Retype the material word for word.

* **Input for this task**:
** BEGIN **
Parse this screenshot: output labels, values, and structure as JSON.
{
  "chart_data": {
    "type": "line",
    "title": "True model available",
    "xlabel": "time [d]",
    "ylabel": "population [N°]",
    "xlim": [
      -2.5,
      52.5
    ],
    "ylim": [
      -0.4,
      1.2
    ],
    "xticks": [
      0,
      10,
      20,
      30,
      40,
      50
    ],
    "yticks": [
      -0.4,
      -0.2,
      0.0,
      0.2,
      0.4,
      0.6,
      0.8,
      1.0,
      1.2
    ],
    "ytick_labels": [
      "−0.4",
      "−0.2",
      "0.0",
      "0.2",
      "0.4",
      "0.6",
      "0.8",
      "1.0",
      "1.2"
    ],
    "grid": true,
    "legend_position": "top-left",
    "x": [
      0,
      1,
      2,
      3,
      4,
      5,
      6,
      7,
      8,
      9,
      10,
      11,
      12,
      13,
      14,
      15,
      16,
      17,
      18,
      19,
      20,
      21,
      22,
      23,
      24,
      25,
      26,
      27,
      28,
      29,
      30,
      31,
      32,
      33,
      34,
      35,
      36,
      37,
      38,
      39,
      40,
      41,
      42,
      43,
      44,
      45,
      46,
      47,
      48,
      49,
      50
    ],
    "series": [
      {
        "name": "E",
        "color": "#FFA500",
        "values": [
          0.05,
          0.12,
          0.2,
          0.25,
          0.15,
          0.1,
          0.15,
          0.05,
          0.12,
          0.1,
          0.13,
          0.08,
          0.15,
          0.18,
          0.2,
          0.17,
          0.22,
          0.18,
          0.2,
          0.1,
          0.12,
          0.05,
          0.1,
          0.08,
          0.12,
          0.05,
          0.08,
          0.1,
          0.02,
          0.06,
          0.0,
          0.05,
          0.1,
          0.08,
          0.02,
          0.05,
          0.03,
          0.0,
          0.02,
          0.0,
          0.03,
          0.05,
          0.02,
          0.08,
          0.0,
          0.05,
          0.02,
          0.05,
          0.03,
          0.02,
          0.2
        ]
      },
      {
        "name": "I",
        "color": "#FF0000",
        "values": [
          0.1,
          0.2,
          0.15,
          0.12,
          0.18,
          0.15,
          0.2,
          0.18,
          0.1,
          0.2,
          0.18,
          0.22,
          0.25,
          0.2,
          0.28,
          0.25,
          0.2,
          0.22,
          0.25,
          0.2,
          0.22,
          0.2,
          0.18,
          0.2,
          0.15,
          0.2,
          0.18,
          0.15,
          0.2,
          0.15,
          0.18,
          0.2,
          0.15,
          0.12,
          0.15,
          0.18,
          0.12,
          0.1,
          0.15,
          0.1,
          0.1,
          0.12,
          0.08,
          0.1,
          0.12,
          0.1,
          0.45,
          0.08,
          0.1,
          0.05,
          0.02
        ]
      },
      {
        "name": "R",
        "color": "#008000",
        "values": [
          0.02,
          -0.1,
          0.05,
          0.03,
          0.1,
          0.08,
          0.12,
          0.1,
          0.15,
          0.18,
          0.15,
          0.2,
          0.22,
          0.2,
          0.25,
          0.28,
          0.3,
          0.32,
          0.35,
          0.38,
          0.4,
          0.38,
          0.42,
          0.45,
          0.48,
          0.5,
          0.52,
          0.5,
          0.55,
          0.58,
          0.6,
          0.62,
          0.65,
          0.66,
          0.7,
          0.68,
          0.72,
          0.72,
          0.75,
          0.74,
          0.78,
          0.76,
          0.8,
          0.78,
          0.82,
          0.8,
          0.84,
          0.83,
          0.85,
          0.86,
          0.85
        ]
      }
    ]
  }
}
** END **
* **Answer for the task**:
Parse this screenshot: output labels, values, and structure as JSON.
{
  "chart_data": {
    "type": "line",
    "title": "True model available",
    "xlabel": "time [d]",
    "ylabel": "population [N°]",
    "xlim": [
      -2.5,
      52.5
    ],
    "ylim": [
      -0.4,
      1.2
    ],
    "xticks": [
      0,
      10,
      20,
      30,
      40,
      50
    ],
    "yticks": [
      -0.4,
      -0.2,
      0.0,
      0.2,
      0.4,
      0.6,
      0.8,
      1.0,
      1.2
    ],
    "ytick_labels": [
      "−0.4",
      "−0.2",
      "0.0",
      "0.2",
      "0.4",
      "0.6",
      "0.8",
      "1.0",
      "1.2"
    ],
    "grid": true,
    "legend_position": "top-left",
    "x": [
      0,
      1,
      2,
      3,
      4,
      5,
      6,
      7,
      8,
      9,
      10,
      11,
      12,
      13,
      14,
      15,
      16,
      17,
      18,
      19,
      20,
      21,
      22,
      23,
      24,
      25,
      26,
      27,
      28,
      29,
      30,
      31,
      32,
      33,
      34,
      35,
      36,
      37,
      38,
      39,
      40,
      41,
      42,
      43,
      44,
      45,
      46,
      47,
      48,
      49,
      50
    ],
    "series": [
      {
        "name": "E",
        "color": "#FFA500",
        "values": [
          0.05,
          0.12,
          0.2,
          0.25,
          0.15,
          0.1,
          0.15,
          0.05,
          0.12,
          0.1,
          0.13,
          0.08,
          0.15,
          0.18,
          0.2,
          0.17,
          0.22,
          0.18,
          0.2,
          0.1,
          0.12,
          0.05,
          0.1,
          0.08,
          0.12,
          0.05,
          0.08,
          0.1,
          0.02,
          0.06,
          0.0,
          0.05,
          0.1,
          0.08,
          0.02,
          0.05,
          0.03,
          0.0,
          0.02,
          0.0,
          0.03,
          0.05,
          0.02,
          0.08,
          0.0,
          0.05,
          0.02,
          0.05,
          0.03,
          0.02,
          0.2
        ]
      },
      {
        "name": "I",
        "color": "#FF0000",
        "values": [
          0.1,
          0.2,
          0.15,
          0.12,
          0.18,
          0.15,
          0.2,
          0.18,
          0.1,
          0.2,
          0.18,
          0.22,
          0.25,
          0.2,
          0.28,
          0.25,
          0.2,
          0.22,
          0.25,
          0.2,
          0.22,
          0.2,
          0.18,
          0.2,
          0.15,
          0.2,
          0.18,
          0.15,
          0.2,
          0.15,
          0.18,
          0.2,
          0.15,
          0.12,
          0.15,
          0.18,
          0.12,
          0.1,
          0.15,
          0.1,
          0.1,
          0.12,
          0.08,
          0.1,
          0.12,
          0.1,
          0.45,
          0.08,
          0.1,
          0.05,
          0.02
        ]
      },
      {
        "name": "R",
        "color": "#008000",
        "values": [
          0.02,
          -0.1,
          0.05,
          0.03,
          0.1,
          0.08,
          0.12,
          0.1,
          0.15,
          0.18,
          0.15,
          0.2,
          0.22,
          0.2,
          0.25,
          0.28,
          0.3,
          0.32,
          0.35,
          0.38,
          0.4,
          0.38,
          0.42,
          0.45,
          0.48,
          0.5,
          0.52,
          0.5,
          0.55,
          0.58,
          0.6,
          0.62,
          0.65,
          0.66,
          0.7,
          0.68,
          0.72,
          0.72,
          0.75,
          0.74,
          0.78,
          0.76,
          0.8,
          0.78,
          0.82,
          0.8,
          0.84,
          0.83,
          0.85,
          0.86,
          0.85
        ]
      }
    ]
  }
}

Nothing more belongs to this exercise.